## Data shown
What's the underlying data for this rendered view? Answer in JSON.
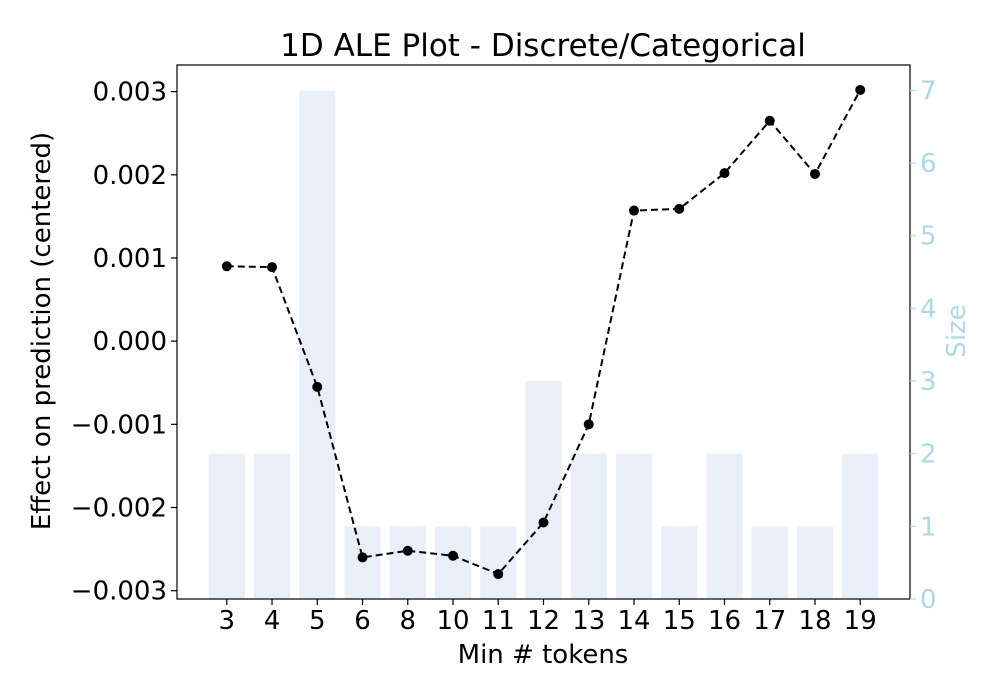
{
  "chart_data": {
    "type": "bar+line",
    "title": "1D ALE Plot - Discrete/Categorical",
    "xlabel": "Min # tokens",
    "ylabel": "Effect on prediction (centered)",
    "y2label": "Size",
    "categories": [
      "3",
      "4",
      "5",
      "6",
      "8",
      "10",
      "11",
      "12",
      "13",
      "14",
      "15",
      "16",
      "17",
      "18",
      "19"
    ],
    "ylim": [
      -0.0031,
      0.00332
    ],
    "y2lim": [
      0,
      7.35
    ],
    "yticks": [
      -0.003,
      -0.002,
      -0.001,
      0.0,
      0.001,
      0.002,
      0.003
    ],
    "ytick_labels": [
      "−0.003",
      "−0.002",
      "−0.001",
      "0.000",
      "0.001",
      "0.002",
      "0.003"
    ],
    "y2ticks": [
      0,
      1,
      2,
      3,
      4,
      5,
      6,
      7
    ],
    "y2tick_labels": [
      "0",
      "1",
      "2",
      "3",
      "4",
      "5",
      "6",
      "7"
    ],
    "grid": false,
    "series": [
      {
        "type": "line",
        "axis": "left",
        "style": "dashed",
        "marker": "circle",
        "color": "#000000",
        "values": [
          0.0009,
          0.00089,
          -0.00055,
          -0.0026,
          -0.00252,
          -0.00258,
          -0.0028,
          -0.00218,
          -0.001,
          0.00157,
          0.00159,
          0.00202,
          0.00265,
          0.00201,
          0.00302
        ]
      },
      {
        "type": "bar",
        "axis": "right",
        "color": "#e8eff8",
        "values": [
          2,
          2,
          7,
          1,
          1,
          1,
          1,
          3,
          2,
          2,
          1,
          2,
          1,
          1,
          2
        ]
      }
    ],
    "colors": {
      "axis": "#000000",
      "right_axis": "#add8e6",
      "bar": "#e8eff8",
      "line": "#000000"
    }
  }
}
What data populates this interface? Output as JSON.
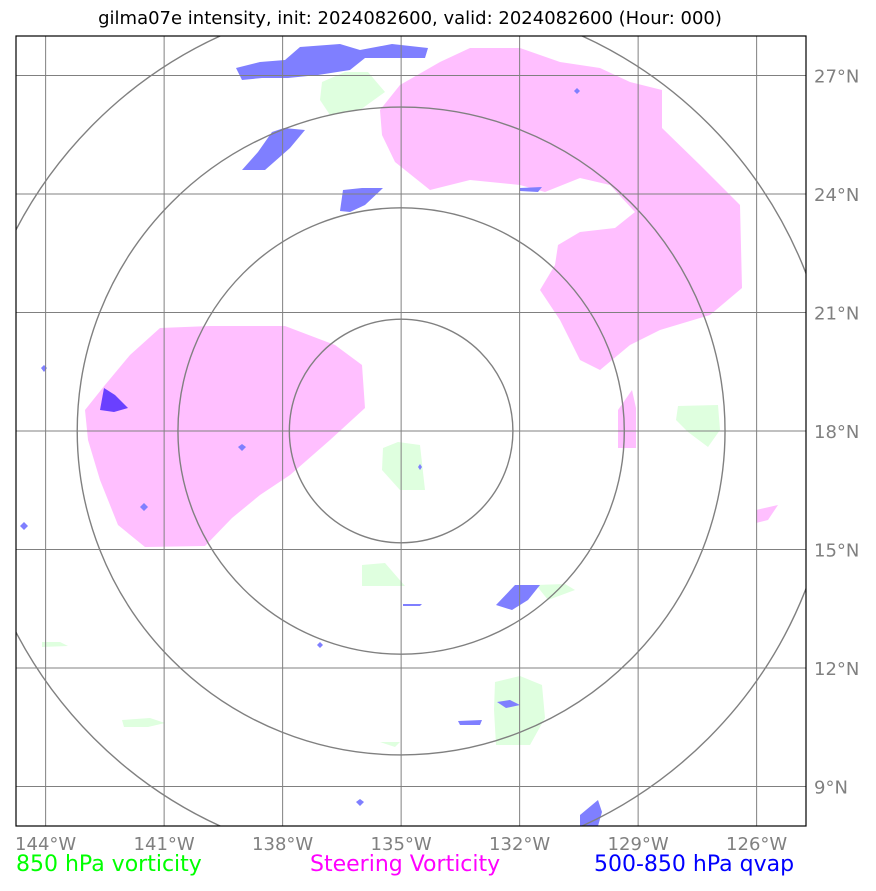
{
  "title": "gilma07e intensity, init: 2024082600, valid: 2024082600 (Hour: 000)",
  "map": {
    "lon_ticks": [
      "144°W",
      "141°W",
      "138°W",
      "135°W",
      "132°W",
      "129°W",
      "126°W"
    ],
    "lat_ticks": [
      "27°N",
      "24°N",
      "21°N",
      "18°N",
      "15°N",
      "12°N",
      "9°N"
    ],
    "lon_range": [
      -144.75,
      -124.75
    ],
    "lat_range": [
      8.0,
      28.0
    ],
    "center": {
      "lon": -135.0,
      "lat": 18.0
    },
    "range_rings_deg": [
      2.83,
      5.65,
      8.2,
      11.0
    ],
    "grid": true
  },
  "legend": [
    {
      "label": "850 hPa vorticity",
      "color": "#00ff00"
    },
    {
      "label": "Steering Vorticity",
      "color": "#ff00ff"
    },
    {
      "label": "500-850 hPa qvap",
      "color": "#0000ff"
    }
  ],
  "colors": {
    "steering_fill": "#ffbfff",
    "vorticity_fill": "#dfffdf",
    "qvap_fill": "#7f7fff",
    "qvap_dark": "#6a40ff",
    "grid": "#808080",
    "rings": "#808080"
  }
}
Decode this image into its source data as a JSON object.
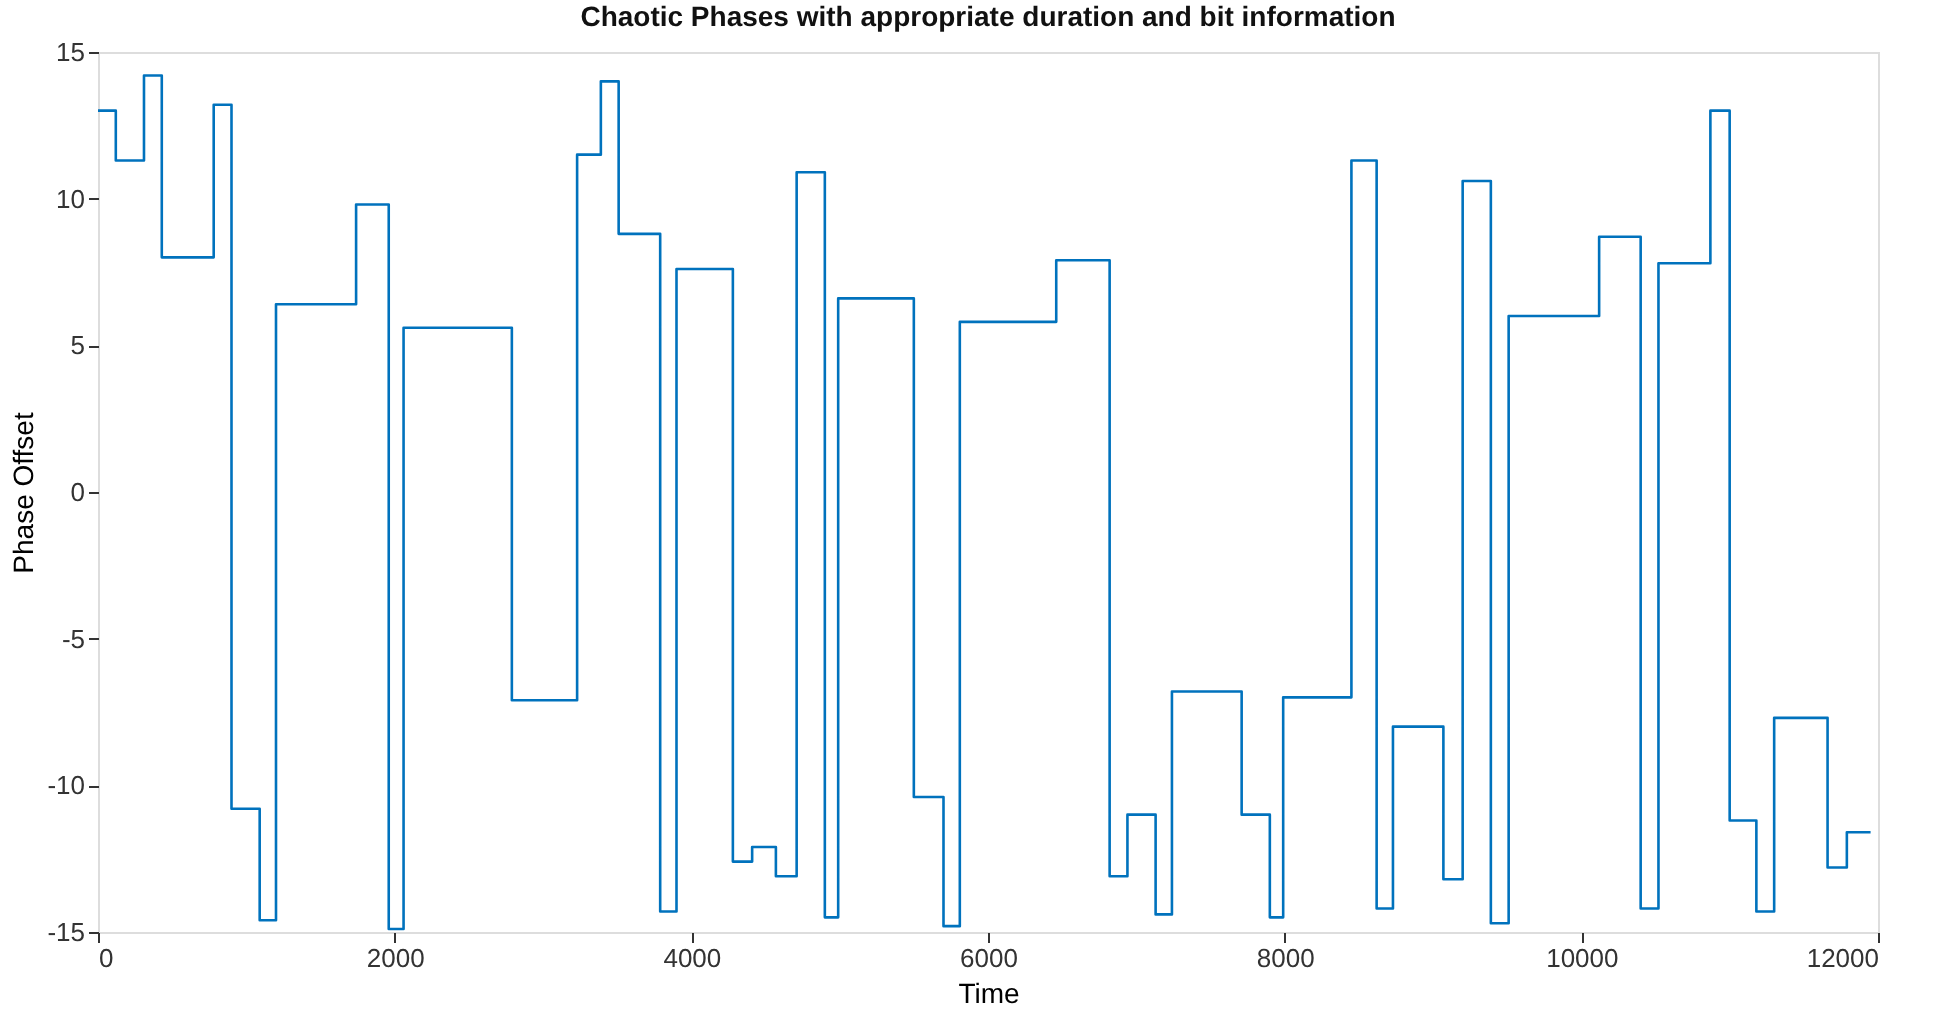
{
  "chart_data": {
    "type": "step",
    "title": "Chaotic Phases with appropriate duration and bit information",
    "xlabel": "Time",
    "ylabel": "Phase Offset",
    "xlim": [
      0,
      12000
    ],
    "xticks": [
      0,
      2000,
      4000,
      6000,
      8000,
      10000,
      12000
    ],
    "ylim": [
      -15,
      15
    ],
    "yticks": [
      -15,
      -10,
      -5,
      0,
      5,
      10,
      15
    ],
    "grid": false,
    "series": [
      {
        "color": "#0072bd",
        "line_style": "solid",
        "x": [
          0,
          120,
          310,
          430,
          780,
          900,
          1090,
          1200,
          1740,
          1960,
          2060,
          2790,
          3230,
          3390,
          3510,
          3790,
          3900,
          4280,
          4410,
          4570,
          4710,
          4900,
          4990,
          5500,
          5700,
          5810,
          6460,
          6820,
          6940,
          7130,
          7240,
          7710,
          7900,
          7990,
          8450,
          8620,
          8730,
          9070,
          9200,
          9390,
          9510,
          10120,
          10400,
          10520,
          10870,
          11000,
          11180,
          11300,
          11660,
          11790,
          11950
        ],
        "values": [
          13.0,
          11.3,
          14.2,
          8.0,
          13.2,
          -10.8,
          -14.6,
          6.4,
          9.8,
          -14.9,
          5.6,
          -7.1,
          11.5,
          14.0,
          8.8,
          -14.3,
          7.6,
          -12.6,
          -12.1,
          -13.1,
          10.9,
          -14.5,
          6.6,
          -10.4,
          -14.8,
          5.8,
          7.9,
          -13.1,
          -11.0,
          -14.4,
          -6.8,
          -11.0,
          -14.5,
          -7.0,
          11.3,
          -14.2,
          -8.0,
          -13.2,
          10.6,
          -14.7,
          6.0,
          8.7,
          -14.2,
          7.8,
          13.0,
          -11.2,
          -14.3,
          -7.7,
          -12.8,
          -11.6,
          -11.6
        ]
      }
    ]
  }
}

## Do this
Extract each line from the listing that holds the word "What".

## Solution to this problem
What's the underlying data for this rendered view? Answer in JSON.
What data populates this interface? Output as JSON.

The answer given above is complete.